##### Record excerpts #####
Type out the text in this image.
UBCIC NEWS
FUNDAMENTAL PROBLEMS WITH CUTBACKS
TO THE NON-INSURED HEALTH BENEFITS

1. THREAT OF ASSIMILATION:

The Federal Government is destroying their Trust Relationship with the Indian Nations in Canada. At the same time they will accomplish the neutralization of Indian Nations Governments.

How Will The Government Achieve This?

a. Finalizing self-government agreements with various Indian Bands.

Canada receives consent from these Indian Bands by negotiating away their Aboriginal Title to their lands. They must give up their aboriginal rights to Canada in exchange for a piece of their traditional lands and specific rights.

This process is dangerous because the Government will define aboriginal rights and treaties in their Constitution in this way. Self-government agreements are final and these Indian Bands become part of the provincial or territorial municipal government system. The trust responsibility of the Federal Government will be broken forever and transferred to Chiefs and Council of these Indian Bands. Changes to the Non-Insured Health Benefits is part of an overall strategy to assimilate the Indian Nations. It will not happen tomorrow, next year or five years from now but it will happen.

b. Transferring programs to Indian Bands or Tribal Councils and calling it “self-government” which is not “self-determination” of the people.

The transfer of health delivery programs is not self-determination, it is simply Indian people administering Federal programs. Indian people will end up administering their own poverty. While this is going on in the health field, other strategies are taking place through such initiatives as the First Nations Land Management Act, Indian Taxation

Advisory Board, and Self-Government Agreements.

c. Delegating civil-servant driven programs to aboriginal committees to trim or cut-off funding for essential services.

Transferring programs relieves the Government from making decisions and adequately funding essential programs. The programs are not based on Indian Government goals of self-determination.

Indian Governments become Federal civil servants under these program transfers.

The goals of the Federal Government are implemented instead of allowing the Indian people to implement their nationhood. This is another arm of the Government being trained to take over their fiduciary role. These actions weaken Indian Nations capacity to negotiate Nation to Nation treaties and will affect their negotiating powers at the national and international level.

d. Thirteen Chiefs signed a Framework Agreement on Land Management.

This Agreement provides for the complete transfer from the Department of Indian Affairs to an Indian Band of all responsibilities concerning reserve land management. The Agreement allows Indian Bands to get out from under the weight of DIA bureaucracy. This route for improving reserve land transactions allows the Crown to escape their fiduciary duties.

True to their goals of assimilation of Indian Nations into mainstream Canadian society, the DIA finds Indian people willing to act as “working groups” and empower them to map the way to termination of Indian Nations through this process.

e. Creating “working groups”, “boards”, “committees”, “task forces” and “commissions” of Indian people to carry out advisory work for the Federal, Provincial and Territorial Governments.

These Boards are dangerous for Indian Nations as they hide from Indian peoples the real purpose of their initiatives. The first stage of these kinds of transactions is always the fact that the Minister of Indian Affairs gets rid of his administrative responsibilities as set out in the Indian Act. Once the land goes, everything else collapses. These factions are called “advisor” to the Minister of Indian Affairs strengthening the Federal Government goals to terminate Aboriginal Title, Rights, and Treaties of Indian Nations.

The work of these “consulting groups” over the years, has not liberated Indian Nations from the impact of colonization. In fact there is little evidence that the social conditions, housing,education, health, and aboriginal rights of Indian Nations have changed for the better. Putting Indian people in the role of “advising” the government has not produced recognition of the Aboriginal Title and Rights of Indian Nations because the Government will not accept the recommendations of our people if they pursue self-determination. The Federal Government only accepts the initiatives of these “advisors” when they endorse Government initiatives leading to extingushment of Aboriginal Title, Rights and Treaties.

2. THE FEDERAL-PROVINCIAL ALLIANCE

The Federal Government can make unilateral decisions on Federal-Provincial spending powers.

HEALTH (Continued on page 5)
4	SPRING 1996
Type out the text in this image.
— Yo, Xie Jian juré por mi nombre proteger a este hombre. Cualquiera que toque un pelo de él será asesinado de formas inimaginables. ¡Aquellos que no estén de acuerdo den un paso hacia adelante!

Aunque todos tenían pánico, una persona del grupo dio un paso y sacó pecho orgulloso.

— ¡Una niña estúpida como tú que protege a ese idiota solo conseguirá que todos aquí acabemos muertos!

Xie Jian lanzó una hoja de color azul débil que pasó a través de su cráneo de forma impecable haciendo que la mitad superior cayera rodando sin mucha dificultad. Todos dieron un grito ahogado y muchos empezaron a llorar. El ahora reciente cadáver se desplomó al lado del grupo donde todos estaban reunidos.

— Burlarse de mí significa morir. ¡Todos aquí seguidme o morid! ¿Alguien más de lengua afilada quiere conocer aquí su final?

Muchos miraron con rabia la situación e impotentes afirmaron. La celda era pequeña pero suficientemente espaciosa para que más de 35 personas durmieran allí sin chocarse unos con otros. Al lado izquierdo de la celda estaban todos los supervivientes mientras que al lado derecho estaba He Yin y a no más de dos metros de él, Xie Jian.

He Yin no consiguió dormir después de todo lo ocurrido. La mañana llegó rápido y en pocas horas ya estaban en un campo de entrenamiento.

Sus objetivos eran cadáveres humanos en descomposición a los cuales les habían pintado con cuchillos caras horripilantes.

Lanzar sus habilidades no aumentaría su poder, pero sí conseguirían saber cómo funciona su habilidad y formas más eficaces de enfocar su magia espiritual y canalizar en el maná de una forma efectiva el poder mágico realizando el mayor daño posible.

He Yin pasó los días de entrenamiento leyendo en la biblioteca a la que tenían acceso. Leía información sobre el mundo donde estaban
#####
### Short exercise
Each line of the material must be restated exactly.

### Task result
Type out the text in this image.
UBCIC NEWS
FUNDAMENTAL PROBLEMS WITH CUTBACKS
TO THE NON-INSURED HEALTH BENEFITS

1. THREAT OF ASSIMILATION:

The Federal Government is destroying their Trust Relationship with the Indian Nations in Canada. At the same time they will accomplish the neutralization of Indian Nations Governments.

How Will The Government Achieve This?

a. Finalizing self-government agreements with various Indian Bands.

Canada receives consent from these Indian Bands by negotiating away their Aboriginal Title to their lands. They must give up their aboriginal rights to Canada in exchange for a piece of their traditional lands and specific rights.

This process is dangerous because the Government will define aboriginal rights and treaties in their Constitution in this way. Self-government agreements are final and these Indian Bands become part of the provincial or territorial municipal government system. The trust responsibility of the Federal Government will be broken forever and transferred to Chiefs and Council of these Indian Bands. Changes to the Non-Insured Health Benefits is part of an overall strategy to assimilate the Indian Nations. It will not happen tomorrow, next year or five years from now but it will happen.

b. Transferring programs to Indian Bands or Tribal Councils and calling it “self-government” which is not “self-determination” of the people.

The transfer of health delivery programs is not self-determination, it is simply Indian people administering Federal programs. Indian people will end up administering their own poverty. While this is going on in the health field, other strategies are taking place through such initiatives as the First Nations Land Management Act, Indian Taxation

Advisory Board, and Self-Government Agreements.

c. Delegating civil-servant driven programs to aboriginal committees to trim or cut-off funding for essential services.

Transferring programs relieves the Government from making decisions and adequately funding essential programs. The programs are not based on Indian Government goals of self-determination.

Indian Governments become Federal civil servants under these program transfers.

The goals of the Federal Government are implemented instead of allowing the Indian people to implement their nationhood. This is another arm of the Government being trained to take over their fiduciary role. These actions weaken Indian Nations capacity to negotiate Nation to Nation treaties and will affect their negotiating powers at the national and international level.

d. Thirteen Chiefs signed a Framework Agreement on Land Management.

This Agreement provides for the complete transfer from the Department of Indian Affairs to an Indian Band of all responsibilities concerning reserve land management. The Agreement allows Indian Bands to get out from under the weight of DIA bureaucracy. This route for improving reserve land transactions allows the Crown to escape their fiduciary duties.

True to their goals of assimilation of Indian Nations into mainstream Canadian society, the DIA finds Indian people willing to act as “working groups” and empower them to map the way to termination of Indian Nations through this process.

e. Creating “working groups”, “boards”, “committees”, “task forces” and “commissions” of Indian people to carry out advisory work for the Federal, Provincial and Territorial Governments.

These Boards are dangerous for Indian Nations as they hide from Indian peoples the real purpose of their initiatives. The first stage of these kinds of transactions is always the fact that the Minister of Indian Affairs gets rid of his administrative responsibilities as set out in the Indian Act. Once the land goes, everything else collapses. These factions are called “advisor” to the Minister of Indian Affairs strengthening the Federal Government goals to terminate Aboriginal Title, Rights, and Treaties of Indian Nations.

The work of these “consulting groups” over the years, has not liberated Indian Nations from the impact of colonization. In fact there is little evidence that the social conditions, housing,education, health, and aboriginal rights of Indian Nations have changed for the better. Putting Indian people in the role of “advising” the government has not produced recognition of the Aboriginal Title and Rights of Indian Nations because the Government will not accept the recommendations of our people if they pursue self-determination. The Federal Government only accepts the initiatives of these “advisors” when they endorse Government initiatives leading to extingushment of Aboriginal Title, Rights and Treaties.

2. THE FEDERAL-PROVINCIAL ALLIANCE

The Federal Government can make unilateral decisions on Federal-Provincial spending powers.

HEALTH (Continued on page 5)
4	SPRING 1996
Type out the text in this image.
— Yo, Xie Jian juré por mi nombre proteger a este hombre. Cualquiera que toque un pelo de él será asesinado de formas inimaginables. ¡Aquellos que no estén de acuerdo den un paso hacia adelante!

Aunque todos tenían pánico, una persona del grupo dio un paso y sacó pecho orgulloso.

— ¡Una niña estúpida como tú que protege a ese idiota solo conseguirá que todos aquí acabemos muertos!

Xie Jian lanzó una hoja de color azul débil que pasó a través de su cráneo de forma impecable haciendo que la mitad superior cayera rodando sin mucha dificultad. Todos dieron un grito ahogado y muchos empezaron a llorar. El ahora reciente cadáver se desplomó al lado del grupo donde todos estaban reunidos.

— Burlarse de mí significa morir. ¡Todos aquí seguidme o morid! ¿Alguien más de lengua afilada quiere conocer aquí su final?

Muchos miraron con rabia la situación e impotentes afirmaron. La celda era pequeña pero suficientemente espaciosa para que más de 35 personas durmieran allí sin chocarse unos con otros. Al lado izquierdo de la celda estaban todos los supervivientes mientras que al lado derecho estaba He Yin y a no más de dos metros de él, Xie Jian.

He Yin no consiguió dormir después de todo lo ocurrido. La mañana llegó rápido y en pocas horas ya estaban en un campo de entrenamiento.

Sus objetivos eran cadáveres humanos en descomposición a los cuales les habían pintado con cuchillos caras horripilantes.

Lanzar sus habilidades no aumentaría su poder, pero sí conseguirían saber cómo funciona su habilidad y formas más eficaces de enfocar su magia espiritual y canalizar en el maná de una forma efectiva el poder mágico realizando el mayor daño posible.

He Yin pasó los días de entrenamiento leyendo en la biblioteca a la que tenían acceso. Leía información sobre el mundo donde estaban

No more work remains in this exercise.